===== Ausgangstext =====

1400 Höhenmeter Klettersteig – eine echte Ansage und nur genussvoll, wenn eine Gehzeit von 10 bis 11 Stunden zum normalen Repertoire zählt. Und weil allein die Anzahl der Wanderstunden nicht reicht, sind auch noch einzelne ausgesetzte Passagen auf der langen, kräftezehrenden Tour ohne Sicherung zu bewältigen. Somit sollte klar sein, dass der Kaiserschützensteig nur etwas für erfahrene Bergwanderer ist, die über hochalpines Wissen verfügen und auch bei viel Luft unter den Sohlen nicht die Nerven verlieren.
Übrigens: Der Kaiserschützensteig wurde 1987 gebaut – zum Gedenken an die Opfer des Ersten und Zweiten Weltkrieges.

=====

> _Gestellte Aufgabe_: Zitiere aus dem Text über den Kaiserschützensteig wortgetreu alles von „1400 Höhenmeter Klettersteig“ bis hinunter zu „die Nerven verlieren.“.

===== Auszug aus Daten =====

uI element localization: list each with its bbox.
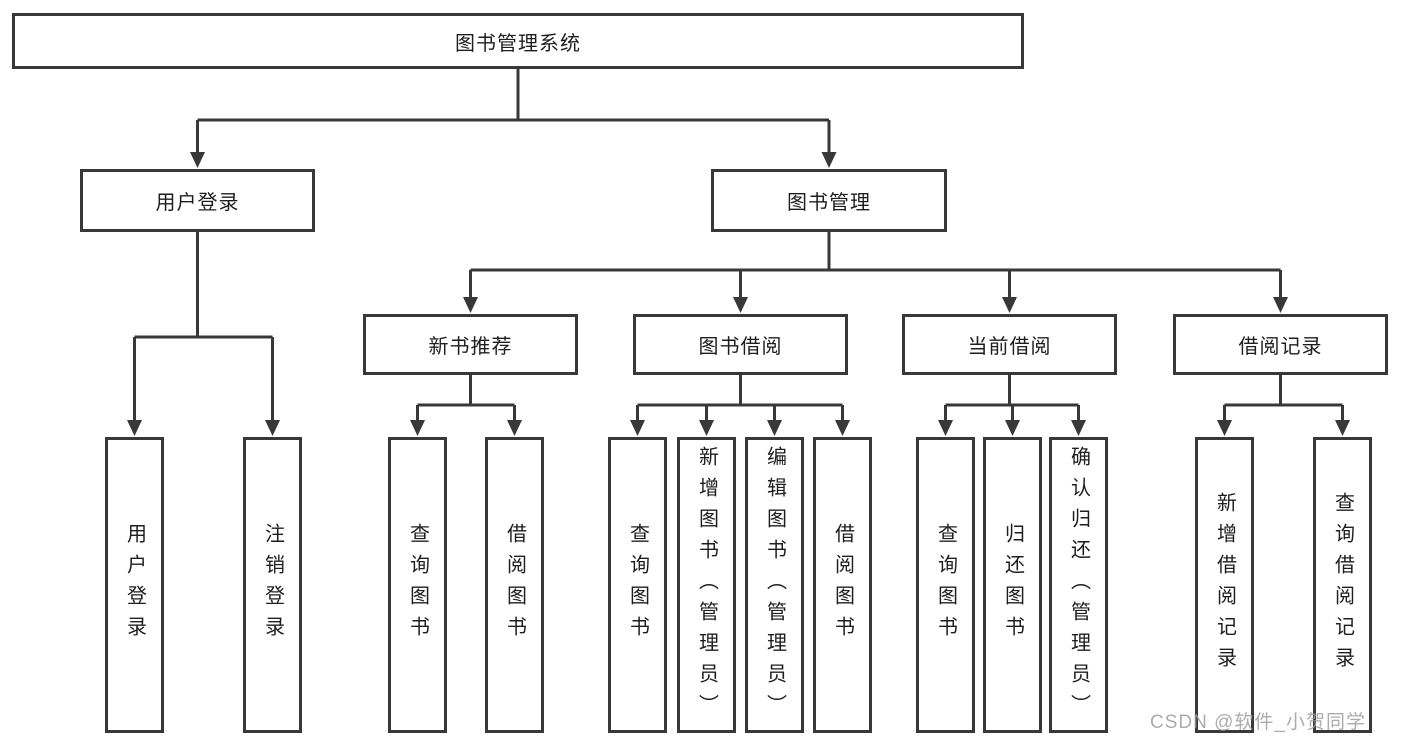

=====

> _Lösung der Aufgabe_:
1400 Höhenmeter Klettersteig – eine echte Ansage und nur genussvoll, wenn eine Gehzeit von 10 bis 11 Stunden zum normalen Repertoire zählt. Und weil allein die Anzahl der Wanderstunden nicht reicht, sind auch noch einzelne ausgesetzte Passagen auf der langen, kräftezehrenden Tour ohne Sicherung zu bewältigen. Somit sollte klar sein, dass der Kaiserschützensteig nur etwas für erfahrene Bergwanderer ist, die über hochalpines Wissen verfügen und auch bei viel Luft unter den Sohlen nicht die Nerven verlieren.